(Data entries)
+===+

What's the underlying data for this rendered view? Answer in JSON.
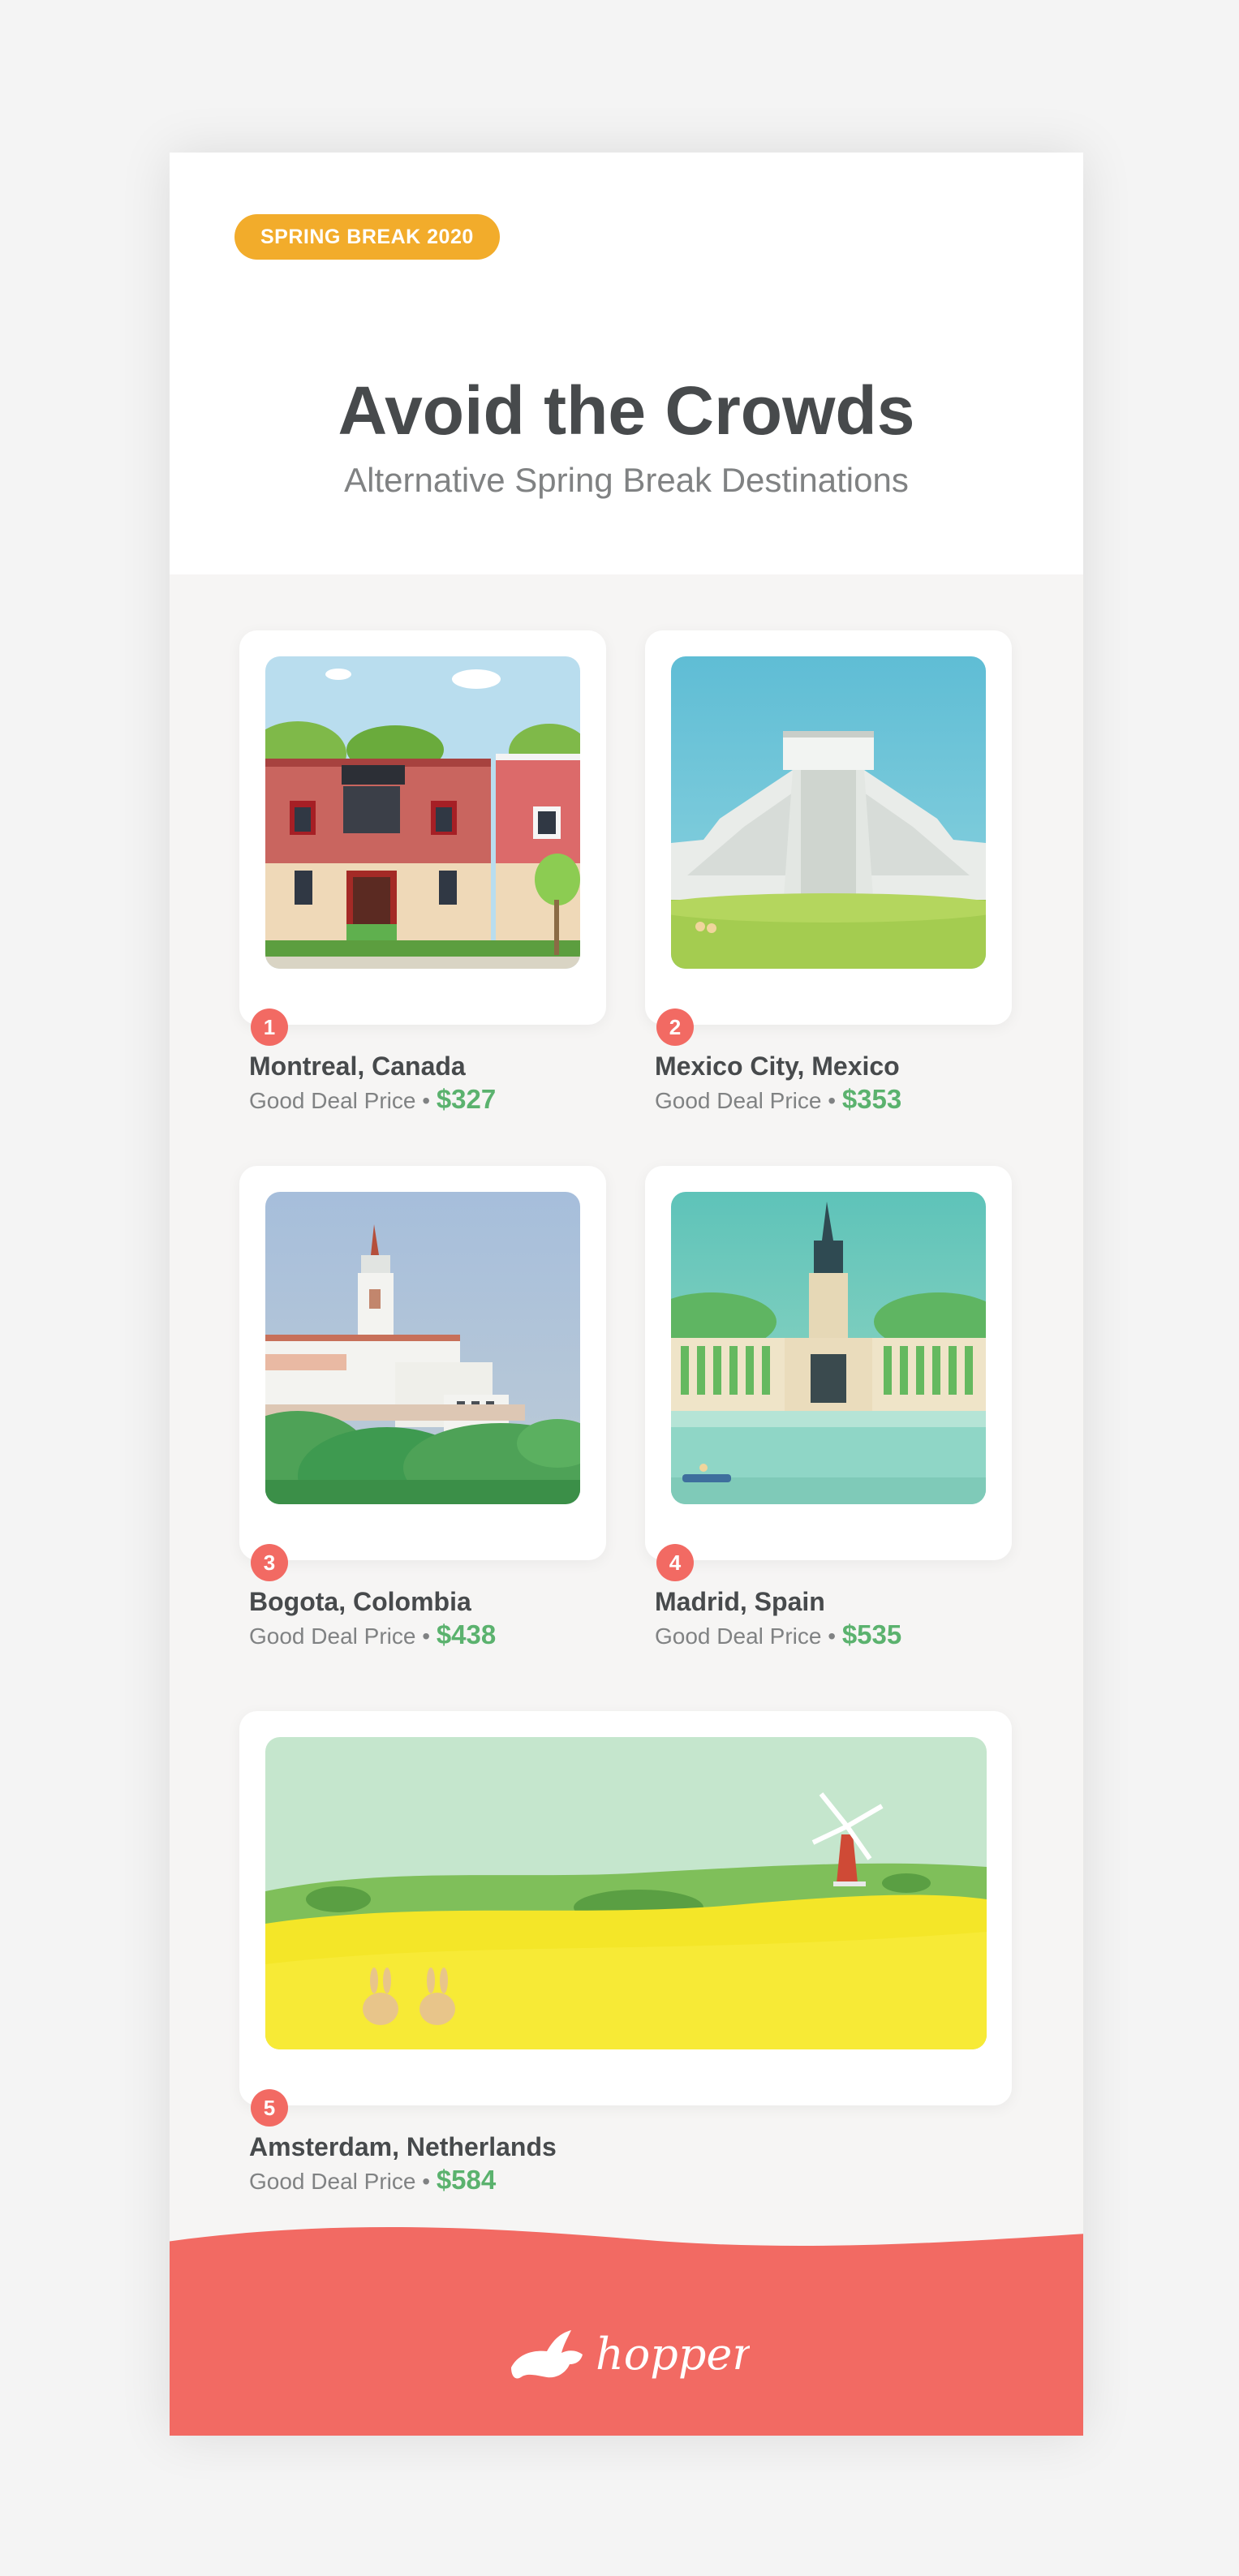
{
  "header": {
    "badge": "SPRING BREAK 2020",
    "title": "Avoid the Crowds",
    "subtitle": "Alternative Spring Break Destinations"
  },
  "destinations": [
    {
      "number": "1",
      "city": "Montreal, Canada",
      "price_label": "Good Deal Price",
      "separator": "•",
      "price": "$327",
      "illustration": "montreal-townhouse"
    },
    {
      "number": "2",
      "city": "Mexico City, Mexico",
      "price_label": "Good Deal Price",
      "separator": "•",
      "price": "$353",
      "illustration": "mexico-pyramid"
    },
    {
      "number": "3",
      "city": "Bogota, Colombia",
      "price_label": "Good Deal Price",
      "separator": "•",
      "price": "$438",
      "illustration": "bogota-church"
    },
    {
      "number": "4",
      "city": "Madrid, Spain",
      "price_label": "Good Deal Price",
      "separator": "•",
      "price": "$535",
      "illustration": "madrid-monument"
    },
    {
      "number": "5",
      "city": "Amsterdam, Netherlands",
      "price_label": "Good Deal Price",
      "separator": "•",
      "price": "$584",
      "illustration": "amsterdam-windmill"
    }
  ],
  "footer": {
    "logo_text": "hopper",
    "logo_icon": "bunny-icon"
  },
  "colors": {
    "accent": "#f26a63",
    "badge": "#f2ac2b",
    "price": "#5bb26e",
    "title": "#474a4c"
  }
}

+===+

• _Written instruction_
Where does the word "illustration" appear in the listing? List each line that holds it.

• _Exercise response_
      "illustration": "montreal-townhouse"
      "illustration": "mexico-pyramid"
      "illustration": "bogota-church"
      "illustration": "madrid-monument"
      "illustration": "amsterdam-windmill"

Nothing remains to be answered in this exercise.